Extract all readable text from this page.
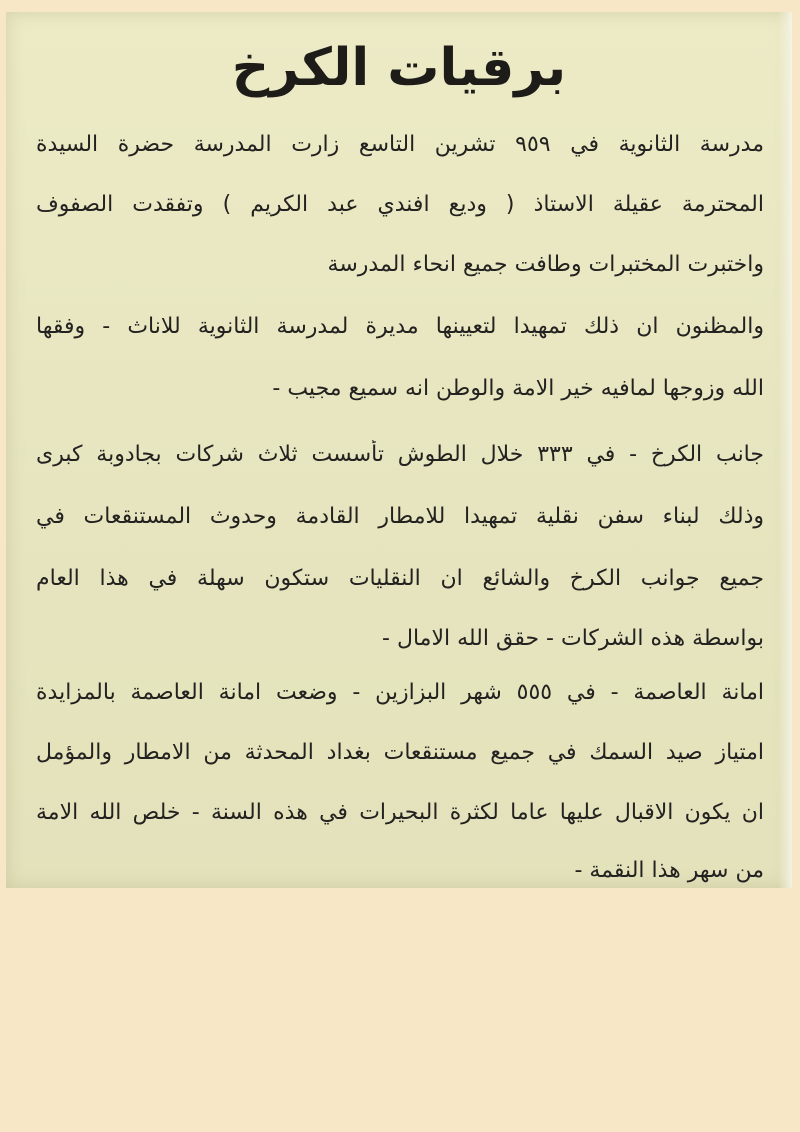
برقيات الكرخ
مدرسة الثانوية في ٩٥٩ تشرين التاسع زارت المدرسة حضرة السيدة
المحترمة عقيلة الاستاذ ( وديع افندي عبد الكريم ) وتفقدت الصفوف
واختبرت المختبرات وطافت جميع انحاء المدرسة
والمظنون ان ذلك تمهيدا لتعيينها مديرة لمدرسة الثانوية للاناث - وفقها
الله وزوجها لمافيه خير الامة والوطن انه سميع مجيب -
جانب الكرخ - في ٣٣٣ خلال الطوش تأسست ثلاث شركات بجادوبة كبرى
وذلك لبناء سفن نقلية تمهيدا للامطار القادمة وحدوث المستنقعات في
جميع جوانب الكرخ والشائع ان النقليات ستكون سهلة في هذا العام
بواسطة هذه الشركات - حقق الله الامال -
امانة العاصمة - في ٥٥٥ شهر البزازين - وضعت امانة العاصمة بالمزايدة
امتياز صيد السمك في جميع مستنقعات بغداد المحدثة من الامطار والمؤمل
ان يكون الاقبال عليها عاما لكثرة البحيرات في هذه السنة - خلص الله الامة
من سهر هذا النقمة -
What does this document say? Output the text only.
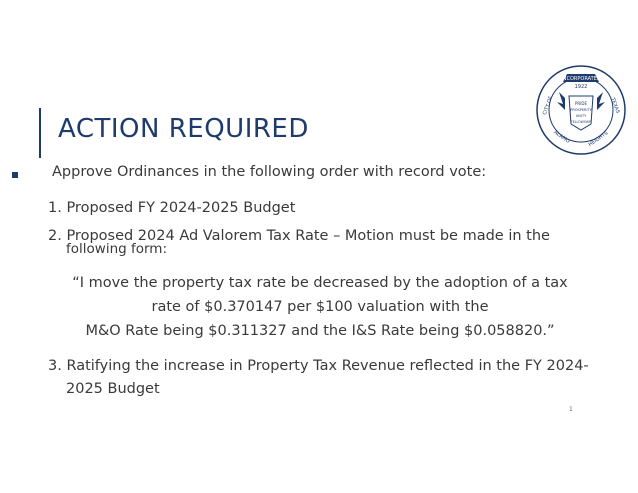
ACTION REQUIRED
INCORPORATED
1922
PRIDE
PROSPERITY
UNITY
FELLOWSHIP
CITY OF	TEXAS
ALAMO	HEIGHTS
Approve Ordinances in the following order with record vote:
1. Proposed FY 2024-2025 Budget
2. Proposed 2024 Ad Valorem Tax Rate – Motion must be made in the
following form:
“I move the property tax rate be decreased by the adoption of a tax
rate of $0.370147 per $100 valuation with the
M&O Rate being $0.311327 and the I&S Rate being $0.058820.”
3. Ratifying the increase in Property Tax Revenue reflected in the FY 2024-
2025 Budget
1
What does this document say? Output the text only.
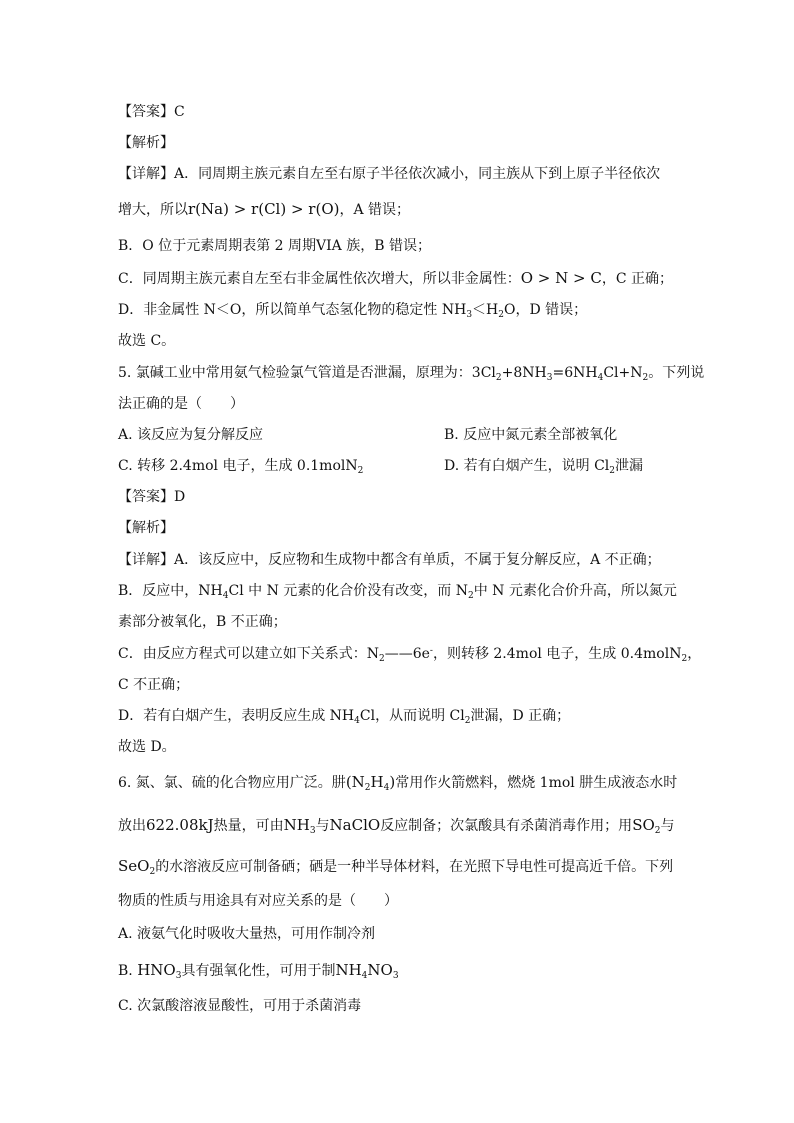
【答案】C
【解析】
【详解】A．同周期主族元素自左至右原子半径依次减小，同主族从下到上原子半径依次
增大，所以r(Na) > r(Cl) > r(O)，A 错误；
B．O 位于元素周期表第 2 周期VIA 族，B 错误；
C．同周期主族元素自左至右非金属性依次增大，所以非金属性：O > N > C，C 正确；
D．非金属性 N＜O，所以简单气态氢化物的稳定性 $NH_3<H_2O$，D 错误；
故选 C。
5. 氯碱工业中常用氨气检验氯气管道是否泄漏，原理为：$3Cl_2+8NH_3=6NH_4Cl+N_2$。下列说
法正确的是（　　）
A. 该反应为复分解反应	B. 反应中氮元素全部被氧化
C. 转移 2.4mol 电子，生成 0.1molN$_2$	D. 若有白烟产生，说明 $Cl_2$泄漏
【答案】D
【解析】
【详解】A．该反应中，反应物和生成物中都含有单质，不属于复分解反应，A 不正确；
B．反应中，$NH_4Cl$ 中 N 元素的化合价没有改变，而 $N_2$中 N 元素化合价升高，所以氮元
素部分被氧化，B 不正确；
C．由反应方程式可以建立如下关系式：$N_2——6e^-$，则转移 2.4mol 电子，生成 0.4molN$_2$，
C 不正确；
D．若有白烟产生，表明反应生成 $NH_4Cl$，从而说明 $Cl_2$泄漏，D 正确；
故选 D。
6. 氮、氯、硫的化合物应用广泛。肼$(N_2H_4)$常用作火箭燃料，燃烧 1mol 肼生成液态水时
放出622.08kJ热量，可由$NH_3$与NaClO反应制备；次氯酸具有杀菌消毒作用；用$SO_2$与
SeO$_2$的水溶液反应可制备硒；硒是一种半导体材料，在光照下导电性可提高近千倍。下列
物质的性质与用途具有对应关系的是（　　）
A. 液氨气化时吸收大量热，可用作制冷剂
B. $HNO_3$具有强氧化性，可用于制$NH_4NO_3$
C. 次氯酸溶液显酸性，可用于杀菌消毒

### Task to complete:
Find the lines that include the string "جميع", then copy each of them.

### Exercise response:
واختبرت المختبرات وطافت جميع انحاء المدرسة
جميع جوانب الكرخ والشائع ان النقليات ستكون سهلة في هذا العام
امتياز صيد السمك في جميع مستنقعات بغداد المحدثة من الامطار والمؤمل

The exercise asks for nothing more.